## What is expected
The entries below need to be written out exactly, with no pictures included.

## Material supplied

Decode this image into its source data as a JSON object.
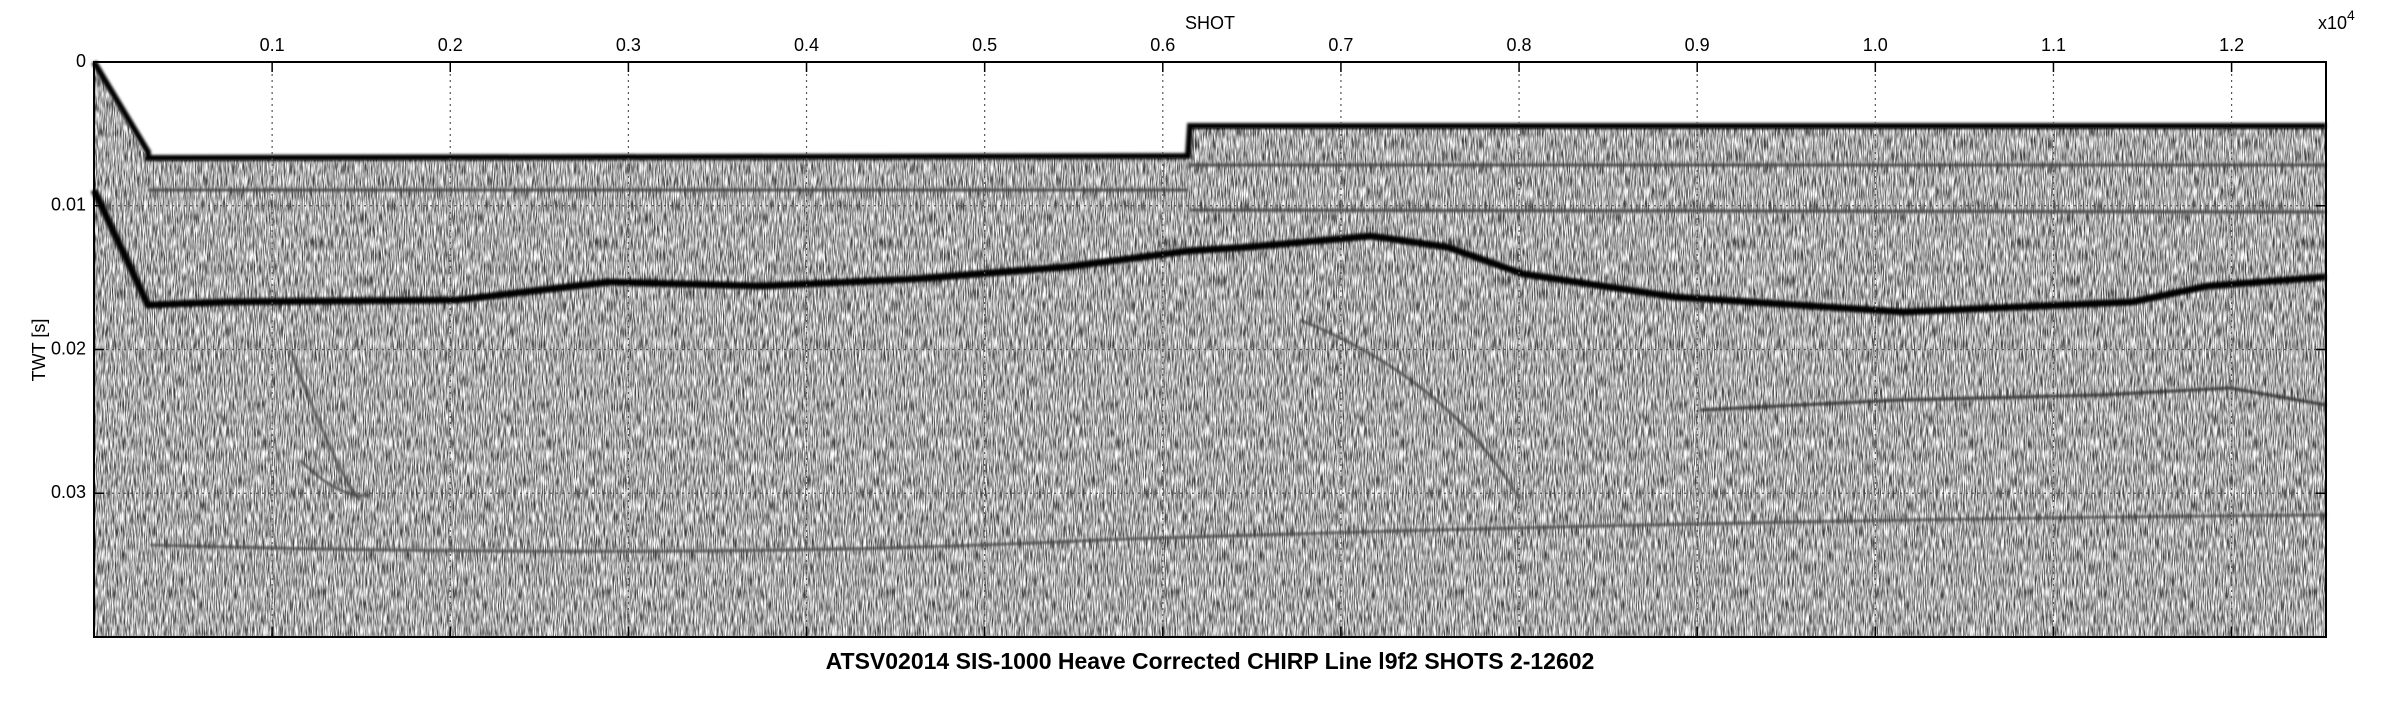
{
  "chart_data": {
    "type": "image",
    "title": "ATSV02014 SIS-1000 Heave Corrected CHIRP Line l9f2 SHOTS 2-12602",
    "x_label": "SHOT",
    "y_label": "TWT [s]",
    "x_multiplier": {
      "base": "x10",
      "exponent": "4"
    },
    "xlim": [
      0,
      1.253
    ],
    "ylim": [
      0,
      0.04
    ],
    "y_inverted": true,
    "xticks": [
      0.1,
      0.2,
      0.3,
      0.4,
      0.5,
      0.6,
      0.7,
      0.8,
      0.9,
      {
        "value": 1,
        "label": "1.0"
      },
      1.1,
      1.2
    ],
    "yticks": [
      0,
      0.01,
      0.02,
      0.03
    ],
    "grid": true
  }
}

## Problem solution
Decode this image into its source data as a JSON object.
{
  "chart_data": {
    "type": "image",
    "title": "ATSV02014 SIS-1000 Heave Corrected CHIRP Line l9f2 SHOTS 2-12602",
    "x_label": "SHOT",
    "y_label": "TWT [s]",
    "x_multiplier": {
      "base": "x10",
      "exponent": "4"
    },
    "xlim": [
      0,
      1.253
    ],
    "ylim": [
      0,
      0.04
    ],
    "y_inverted": true,
    "xticks": [
      0.1,
      0.2,
      0.3,
      0.4,
      0.5,
      0.6,
      0.7,
      0.8,
      0.9,
      {
        "value": 1,
        "label": "1.0"
      },
      1.1,
      1.2
    ],
    "yticks": [
      0,
      0.01,
      0.02,
      0.03
    ],
    "grid": true
  }
}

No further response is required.